Work to complete = Show every line of the records below that contains the word "Probe".

_____

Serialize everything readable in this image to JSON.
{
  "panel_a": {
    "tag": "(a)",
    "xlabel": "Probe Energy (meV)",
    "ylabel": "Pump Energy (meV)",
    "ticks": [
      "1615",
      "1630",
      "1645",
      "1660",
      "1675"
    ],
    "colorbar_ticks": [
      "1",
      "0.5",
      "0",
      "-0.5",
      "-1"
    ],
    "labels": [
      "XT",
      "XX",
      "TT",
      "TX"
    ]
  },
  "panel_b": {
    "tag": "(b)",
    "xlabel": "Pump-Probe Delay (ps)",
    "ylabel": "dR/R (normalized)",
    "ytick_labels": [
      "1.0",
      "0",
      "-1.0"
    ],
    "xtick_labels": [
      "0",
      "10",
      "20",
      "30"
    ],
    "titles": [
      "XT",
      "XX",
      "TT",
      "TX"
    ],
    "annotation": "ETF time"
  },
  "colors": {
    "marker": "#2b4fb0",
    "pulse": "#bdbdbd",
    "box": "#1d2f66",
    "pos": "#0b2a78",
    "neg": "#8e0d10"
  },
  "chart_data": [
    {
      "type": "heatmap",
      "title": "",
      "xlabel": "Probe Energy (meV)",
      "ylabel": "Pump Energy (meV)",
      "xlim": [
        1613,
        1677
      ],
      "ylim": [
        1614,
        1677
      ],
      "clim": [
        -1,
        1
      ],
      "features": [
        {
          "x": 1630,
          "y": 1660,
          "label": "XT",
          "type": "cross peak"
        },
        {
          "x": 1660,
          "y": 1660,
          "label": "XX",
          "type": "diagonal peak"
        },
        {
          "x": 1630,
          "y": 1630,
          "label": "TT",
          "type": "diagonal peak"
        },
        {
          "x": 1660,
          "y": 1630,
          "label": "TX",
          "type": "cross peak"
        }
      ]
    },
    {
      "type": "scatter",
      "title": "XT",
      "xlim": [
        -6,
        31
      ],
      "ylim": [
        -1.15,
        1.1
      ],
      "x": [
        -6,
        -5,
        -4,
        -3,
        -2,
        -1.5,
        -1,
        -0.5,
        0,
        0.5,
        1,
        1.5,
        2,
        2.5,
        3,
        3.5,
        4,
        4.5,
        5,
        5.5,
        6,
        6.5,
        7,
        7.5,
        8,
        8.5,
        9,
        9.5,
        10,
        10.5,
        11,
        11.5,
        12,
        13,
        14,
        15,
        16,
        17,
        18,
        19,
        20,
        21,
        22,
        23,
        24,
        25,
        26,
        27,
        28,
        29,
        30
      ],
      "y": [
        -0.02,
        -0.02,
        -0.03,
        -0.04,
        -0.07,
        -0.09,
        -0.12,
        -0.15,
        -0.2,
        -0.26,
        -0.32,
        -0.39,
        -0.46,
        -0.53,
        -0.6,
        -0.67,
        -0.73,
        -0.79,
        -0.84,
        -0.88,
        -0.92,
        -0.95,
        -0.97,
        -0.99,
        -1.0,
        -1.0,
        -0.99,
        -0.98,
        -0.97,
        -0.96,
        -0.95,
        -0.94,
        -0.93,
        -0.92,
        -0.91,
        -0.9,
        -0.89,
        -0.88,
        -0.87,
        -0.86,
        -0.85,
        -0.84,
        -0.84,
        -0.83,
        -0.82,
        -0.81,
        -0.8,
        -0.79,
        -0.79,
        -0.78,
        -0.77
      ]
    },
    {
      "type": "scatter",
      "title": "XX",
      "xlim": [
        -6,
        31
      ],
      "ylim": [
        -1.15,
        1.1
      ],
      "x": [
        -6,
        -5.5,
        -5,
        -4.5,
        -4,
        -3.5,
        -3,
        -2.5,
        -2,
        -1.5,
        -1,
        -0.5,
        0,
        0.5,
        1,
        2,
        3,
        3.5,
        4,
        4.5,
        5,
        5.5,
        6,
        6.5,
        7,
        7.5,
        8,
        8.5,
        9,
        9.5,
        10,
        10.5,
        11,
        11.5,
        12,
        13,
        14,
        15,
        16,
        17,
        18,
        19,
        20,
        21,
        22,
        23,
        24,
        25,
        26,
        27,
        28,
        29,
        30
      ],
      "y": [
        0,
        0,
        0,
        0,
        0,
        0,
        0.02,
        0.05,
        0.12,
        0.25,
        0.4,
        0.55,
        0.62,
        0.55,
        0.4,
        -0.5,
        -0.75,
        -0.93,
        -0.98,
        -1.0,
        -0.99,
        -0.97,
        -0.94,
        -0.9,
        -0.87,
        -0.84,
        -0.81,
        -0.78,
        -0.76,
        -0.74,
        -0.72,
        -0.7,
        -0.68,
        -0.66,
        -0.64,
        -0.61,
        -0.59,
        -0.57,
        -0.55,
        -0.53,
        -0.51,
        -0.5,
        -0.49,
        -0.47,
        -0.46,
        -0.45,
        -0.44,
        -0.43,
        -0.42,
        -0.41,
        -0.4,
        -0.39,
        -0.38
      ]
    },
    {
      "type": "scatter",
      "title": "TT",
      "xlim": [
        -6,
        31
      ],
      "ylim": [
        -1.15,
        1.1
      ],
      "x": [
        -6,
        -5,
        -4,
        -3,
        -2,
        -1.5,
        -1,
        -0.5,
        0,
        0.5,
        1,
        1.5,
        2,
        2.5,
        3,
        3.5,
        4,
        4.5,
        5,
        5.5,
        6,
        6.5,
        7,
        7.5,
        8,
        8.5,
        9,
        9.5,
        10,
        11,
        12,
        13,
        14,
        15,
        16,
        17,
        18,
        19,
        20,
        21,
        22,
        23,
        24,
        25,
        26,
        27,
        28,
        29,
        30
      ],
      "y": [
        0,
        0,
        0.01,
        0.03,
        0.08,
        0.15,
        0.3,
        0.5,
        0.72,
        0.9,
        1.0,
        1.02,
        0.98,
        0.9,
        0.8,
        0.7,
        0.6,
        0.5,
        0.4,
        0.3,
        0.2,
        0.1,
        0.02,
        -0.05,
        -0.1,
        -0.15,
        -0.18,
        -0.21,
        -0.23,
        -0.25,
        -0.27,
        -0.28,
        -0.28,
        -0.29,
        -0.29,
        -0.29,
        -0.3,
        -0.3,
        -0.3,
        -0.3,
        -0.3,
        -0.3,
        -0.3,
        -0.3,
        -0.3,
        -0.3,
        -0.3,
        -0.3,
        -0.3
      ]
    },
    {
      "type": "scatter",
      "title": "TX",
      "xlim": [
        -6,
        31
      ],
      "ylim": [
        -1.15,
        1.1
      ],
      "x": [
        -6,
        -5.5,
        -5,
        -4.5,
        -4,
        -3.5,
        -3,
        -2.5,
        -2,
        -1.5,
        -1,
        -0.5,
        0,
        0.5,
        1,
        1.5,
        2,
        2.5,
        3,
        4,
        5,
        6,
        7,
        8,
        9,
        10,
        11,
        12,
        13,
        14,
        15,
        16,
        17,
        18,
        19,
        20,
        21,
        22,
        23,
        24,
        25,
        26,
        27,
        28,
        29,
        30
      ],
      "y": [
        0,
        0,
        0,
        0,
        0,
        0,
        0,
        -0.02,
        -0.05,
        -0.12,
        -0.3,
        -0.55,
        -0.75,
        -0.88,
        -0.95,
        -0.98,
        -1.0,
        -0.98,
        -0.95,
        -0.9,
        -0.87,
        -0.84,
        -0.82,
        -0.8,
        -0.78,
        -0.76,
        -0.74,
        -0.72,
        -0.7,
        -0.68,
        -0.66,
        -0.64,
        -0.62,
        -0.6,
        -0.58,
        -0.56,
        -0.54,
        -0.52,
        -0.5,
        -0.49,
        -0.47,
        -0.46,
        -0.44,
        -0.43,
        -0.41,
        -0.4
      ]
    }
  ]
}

_____

Completed task =
    "xlabel": "Probe Energy (meV)",
    "xlabel": "Pump-Probe Delay (ps)",
      "xlabel": "Probe Energy (meV)",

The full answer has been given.